— begin Data to use —

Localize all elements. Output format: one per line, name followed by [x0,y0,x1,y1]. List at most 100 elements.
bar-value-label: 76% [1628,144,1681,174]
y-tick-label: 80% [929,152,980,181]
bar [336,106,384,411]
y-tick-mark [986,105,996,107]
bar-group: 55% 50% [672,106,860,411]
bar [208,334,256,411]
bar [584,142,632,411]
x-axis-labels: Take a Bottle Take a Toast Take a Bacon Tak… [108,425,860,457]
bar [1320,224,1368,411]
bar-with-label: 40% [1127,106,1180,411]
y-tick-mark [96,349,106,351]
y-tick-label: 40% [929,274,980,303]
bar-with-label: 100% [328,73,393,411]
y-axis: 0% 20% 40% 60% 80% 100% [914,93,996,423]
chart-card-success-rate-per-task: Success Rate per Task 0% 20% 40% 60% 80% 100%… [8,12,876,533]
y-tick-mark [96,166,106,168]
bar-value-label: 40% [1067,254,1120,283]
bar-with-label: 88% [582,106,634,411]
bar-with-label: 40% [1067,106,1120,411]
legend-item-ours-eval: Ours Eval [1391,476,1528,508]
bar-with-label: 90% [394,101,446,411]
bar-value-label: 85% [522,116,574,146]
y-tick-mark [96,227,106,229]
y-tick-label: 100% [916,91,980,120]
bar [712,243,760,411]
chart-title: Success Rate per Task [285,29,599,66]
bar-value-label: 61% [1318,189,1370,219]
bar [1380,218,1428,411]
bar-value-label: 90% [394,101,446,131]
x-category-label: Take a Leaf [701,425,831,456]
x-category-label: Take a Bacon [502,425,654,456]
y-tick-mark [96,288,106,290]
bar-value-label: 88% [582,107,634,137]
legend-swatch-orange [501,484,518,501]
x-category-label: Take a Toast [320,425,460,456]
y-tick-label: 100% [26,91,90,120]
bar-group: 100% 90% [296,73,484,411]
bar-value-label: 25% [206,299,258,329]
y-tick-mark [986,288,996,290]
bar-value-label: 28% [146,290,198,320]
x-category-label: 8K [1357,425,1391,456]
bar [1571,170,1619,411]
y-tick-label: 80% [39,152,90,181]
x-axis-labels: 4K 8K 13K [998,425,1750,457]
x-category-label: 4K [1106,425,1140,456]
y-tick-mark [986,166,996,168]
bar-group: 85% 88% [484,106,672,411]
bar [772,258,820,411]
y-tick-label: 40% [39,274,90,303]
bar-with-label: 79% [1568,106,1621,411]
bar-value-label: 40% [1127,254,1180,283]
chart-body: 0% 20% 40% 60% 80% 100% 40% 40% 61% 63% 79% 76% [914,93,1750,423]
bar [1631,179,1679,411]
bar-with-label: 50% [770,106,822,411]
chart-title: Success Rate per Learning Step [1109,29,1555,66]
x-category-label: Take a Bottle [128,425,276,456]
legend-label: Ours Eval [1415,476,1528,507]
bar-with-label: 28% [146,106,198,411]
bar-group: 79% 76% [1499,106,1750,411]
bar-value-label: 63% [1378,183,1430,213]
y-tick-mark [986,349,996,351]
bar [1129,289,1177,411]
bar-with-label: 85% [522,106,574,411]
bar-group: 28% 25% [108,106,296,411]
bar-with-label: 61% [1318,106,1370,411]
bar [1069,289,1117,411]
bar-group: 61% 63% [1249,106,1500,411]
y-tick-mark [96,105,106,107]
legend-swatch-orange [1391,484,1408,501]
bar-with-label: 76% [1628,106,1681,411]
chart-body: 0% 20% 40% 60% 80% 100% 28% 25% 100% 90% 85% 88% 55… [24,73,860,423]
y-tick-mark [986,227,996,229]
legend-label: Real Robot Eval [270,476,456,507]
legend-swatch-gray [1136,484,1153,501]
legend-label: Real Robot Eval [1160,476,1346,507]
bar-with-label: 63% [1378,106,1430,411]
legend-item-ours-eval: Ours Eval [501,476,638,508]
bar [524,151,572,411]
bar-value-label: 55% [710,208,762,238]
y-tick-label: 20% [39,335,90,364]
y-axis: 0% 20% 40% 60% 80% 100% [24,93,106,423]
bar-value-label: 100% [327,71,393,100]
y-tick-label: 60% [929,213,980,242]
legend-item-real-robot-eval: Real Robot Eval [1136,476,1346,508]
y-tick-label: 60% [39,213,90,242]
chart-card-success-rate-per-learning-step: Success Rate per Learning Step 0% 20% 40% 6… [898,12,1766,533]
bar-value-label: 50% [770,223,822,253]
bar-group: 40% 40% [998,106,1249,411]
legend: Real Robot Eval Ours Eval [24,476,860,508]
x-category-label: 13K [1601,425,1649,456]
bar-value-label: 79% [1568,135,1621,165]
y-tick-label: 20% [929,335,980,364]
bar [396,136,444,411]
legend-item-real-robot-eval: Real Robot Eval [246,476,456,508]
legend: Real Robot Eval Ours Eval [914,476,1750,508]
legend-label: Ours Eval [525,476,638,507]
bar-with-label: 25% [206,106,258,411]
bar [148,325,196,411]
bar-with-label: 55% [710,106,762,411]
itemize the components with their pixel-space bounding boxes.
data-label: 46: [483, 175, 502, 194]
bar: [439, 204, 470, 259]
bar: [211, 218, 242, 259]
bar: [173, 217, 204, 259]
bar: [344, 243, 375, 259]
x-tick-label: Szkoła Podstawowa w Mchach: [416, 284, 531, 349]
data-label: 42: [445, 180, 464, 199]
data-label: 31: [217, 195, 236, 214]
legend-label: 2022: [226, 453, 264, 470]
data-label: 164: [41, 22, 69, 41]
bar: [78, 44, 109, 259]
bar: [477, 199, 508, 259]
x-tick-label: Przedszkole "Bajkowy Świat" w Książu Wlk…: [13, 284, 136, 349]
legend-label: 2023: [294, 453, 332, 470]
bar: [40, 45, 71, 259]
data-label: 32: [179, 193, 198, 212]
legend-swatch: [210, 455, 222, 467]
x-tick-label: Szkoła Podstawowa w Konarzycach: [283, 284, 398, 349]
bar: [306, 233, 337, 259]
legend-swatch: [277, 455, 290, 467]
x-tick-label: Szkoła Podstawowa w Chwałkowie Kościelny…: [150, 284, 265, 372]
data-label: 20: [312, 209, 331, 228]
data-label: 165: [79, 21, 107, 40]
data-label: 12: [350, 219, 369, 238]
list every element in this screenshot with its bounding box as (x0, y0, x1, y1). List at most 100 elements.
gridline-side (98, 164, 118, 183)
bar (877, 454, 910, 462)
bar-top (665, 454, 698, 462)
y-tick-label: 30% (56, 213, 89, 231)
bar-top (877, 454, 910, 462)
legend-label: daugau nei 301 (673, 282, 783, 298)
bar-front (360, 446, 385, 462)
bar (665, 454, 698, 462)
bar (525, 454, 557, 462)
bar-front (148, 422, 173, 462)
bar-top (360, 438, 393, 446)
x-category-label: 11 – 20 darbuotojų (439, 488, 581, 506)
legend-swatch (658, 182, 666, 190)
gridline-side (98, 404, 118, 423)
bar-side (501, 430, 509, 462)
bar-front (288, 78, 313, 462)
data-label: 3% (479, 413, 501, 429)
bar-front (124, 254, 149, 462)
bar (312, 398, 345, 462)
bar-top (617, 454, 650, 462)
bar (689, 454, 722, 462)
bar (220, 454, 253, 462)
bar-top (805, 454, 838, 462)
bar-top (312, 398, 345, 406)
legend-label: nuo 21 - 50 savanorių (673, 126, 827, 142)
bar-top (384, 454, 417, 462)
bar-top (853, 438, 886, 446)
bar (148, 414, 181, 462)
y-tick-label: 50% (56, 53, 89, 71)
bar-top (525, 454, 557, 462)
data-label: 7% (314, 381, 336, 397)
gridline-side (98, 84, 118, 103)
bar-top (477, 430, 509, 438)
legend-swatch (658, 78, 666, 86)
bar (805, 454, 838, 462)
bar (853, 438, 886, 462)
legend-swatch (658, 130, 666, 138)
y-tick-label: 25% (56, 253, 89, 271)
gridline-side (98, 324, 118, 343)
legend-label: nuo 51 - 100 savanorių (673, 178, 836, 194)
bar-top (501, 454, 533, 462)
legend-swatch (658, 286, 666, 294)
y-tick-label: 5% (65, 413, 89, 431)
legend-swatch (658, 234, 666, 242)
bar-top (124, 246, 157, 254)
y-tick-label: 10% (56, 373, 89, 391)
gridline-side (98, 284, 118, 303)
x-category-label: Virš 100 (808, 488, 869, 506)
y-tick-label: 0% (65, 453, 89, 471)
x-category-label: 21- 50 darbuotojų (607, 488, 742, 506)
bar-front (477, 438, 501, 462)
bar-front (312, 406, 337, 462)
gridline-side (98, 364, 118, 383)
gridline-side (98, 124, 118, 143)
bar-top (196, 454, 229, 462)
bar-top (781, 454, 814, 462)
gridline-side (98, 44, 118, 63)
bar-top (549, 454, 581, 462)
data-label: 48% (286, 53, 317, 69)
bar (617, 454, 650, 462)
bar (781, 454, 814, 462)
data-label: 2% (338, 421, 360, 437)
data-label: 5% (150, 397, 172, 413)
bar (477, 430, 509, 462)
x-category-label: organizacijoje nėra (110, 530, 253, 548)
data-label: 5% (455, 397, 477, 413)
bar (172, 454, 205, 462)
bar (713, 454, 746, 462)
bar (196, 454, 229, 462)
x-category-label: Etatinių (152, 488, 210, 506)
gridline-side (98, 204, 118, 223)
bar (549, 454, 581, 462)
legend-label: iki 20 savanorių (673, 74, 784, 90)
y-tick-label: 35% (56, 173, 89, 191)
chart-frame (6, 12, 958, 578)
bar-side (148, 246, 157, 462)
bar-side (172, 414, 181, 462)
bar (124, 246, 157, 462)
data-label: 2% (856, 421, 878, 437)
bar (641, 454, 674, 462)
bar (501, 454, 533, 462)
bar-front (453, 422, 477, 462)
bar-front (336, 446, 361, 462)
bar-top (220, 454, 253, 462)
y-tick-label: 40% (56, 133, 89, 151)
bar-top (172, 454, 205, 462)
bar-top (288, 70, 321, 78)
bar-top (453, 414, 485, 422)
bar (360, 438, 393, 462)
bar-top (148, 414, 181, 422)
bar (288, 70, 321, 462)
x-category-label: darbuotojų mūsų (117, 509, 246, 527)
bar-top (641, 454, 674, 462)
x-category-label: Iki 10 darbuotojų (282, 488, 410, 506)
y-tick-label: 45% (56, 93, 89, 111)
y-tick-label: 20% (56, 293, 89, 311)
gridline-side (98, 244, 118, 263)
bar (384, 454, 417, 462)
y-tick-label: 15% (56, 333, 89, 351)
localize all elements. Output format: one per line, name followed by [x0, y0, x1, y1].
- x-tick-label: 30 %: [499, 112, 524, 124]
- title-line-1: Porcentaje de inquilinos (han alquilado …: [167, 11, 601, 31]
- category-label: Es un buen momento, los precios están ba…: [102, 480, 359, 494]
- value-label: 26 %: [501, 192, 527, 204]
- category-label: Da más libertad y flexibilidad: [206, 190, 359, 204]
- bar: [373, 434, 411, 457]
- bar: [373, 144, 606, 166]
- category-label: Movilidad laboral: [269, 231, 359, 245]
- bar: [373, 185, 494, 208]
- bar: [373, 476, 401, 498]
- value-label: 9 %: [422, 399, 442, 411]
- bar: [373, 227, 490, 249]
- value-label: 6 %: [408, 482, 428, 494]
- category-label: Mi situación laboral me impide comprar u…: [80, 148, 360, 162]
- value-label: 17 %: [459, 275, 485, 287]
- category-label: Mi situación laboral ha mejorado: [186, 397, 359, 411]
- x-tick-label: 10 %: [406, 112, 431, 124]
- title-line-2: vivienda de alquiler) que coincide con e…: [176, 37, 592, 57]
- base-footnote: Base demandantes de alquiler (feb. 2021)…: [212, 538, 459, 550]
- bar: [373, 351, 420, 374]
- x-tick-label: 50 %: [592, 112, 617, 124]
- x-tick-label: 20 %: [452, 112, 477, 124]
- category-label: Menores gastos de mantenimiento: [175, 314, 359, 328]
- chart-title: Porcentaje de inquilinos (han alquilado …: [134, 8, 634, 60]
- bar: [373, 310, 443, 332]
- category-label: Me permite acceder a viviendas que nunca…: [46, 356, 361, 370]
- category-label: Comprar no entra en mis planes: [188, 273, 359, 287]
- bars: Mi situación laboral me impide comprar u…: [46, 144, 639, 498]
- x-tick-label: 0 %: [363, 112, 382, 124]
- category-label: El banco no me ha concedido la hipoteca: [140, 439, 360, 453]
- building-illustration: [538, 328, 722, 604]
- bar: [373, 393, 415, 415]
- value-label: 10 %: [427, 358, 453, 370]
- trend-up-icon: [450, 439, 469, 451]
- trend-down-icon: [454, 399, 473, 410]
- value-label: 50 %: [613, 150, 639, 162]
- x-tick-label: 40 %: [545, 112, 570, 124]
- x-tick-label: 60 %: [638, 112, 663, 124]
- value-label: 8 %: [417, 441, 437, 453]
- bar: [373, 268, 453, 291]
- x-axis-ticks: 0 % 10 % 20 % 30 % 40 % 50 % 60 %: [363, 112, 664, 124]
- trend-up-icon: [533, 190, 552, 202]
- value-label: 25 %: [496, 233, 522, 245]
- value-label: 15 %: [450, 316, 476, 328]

— end Data to use —

> **Job**
Could you duplicate everything from the very first line above down to and including the line containing "x-category-label: 4K [1106,425,1140,456]", keeping each one unchanged?

> **The response**
Localize all elements. Output format: one per line, name followed by [x0,y0,x1,y1]. List at most 100 elements.
bar-value-label: 76% [1628,144,1681,174]
y-tick-label: 80% [929,152,980,181]
bar [336,106,384,411]
y-tick-mark [986,105,996,107]
bar-group: 55% 50% [672,106,860,411]
bar [208,334,256,411]
bar [584,142,632,411]
x-axis-labels: Take a Bottle Take a Toast Take a Bacon Tak… [108,425,860,457]
bar [1320,224,1368,411]
bar-with-label: 40% [1127,106,1180,411]
y-tick-mark [96,349,106,351]
y-tick-label: 40% [929,274,980,303]
bar-with-label: 100% [328,73,393,411]
y-axis: 0% 20% 40% 60% 80% 100% [914,93,996,423]
chart-card-success-rate-per-task: Success Rate per Task 0% 20% 40% 60% 80% 100%… [8,12,876,533]
y-tick-mark [96,166,106,168]
bar-value-label: 40% [1067,254,1120,283]
bar-with-label: 88% [582,106,634,411]
bar-with-label: 40% [1067,106,1120,411]
legend-item-ours-eval: Ours Eval [1391,476,1528,508]
bar-with-label: 90% [394,101,446,411]
bar-value-label: 85% [522,116,574,146]
y-tick-mark [96,227,106,229]
y-tick-label: 100% [916,91,980,120]
bar [712,243,760,411]
chart-title: Success Rate per Task [285,29,599,66]
bar-value-label: 61% [1318,189,1370,219]
bar [1380,218,1428,411]
bar-value-label: 90% [394,101,446,131]
x-category-label: Take a Leaf [701,425,831,456]
x-category-label: Take a Bacon [502,425,654,456]
y-tick-mark [96,288,106,290]
bar-value-label: 88% [582,107,634,137]
legend-swatch-orange [501,484,518,501]
x-category-label: Take a Toast [320,425,460,456]
y-tick-label: 100% [26,91,90,120]
bar-group: 100% 90% [296,73,484,411]
bar-value-label: 25% [206,299,258,329]
y-tick-mark [986,288,996,290]
bar-value-label: 28% [146,290,198,320]
x-category-label: 8K [1357,425,1391,456]
bar [1571,170,1619,411]
y-tick-label: 80% [39,152,90,181]
x-axis-labels: 4K 8K 13K [998,425,1750,457]
x-category-label: 4K [1106,425,1140,456]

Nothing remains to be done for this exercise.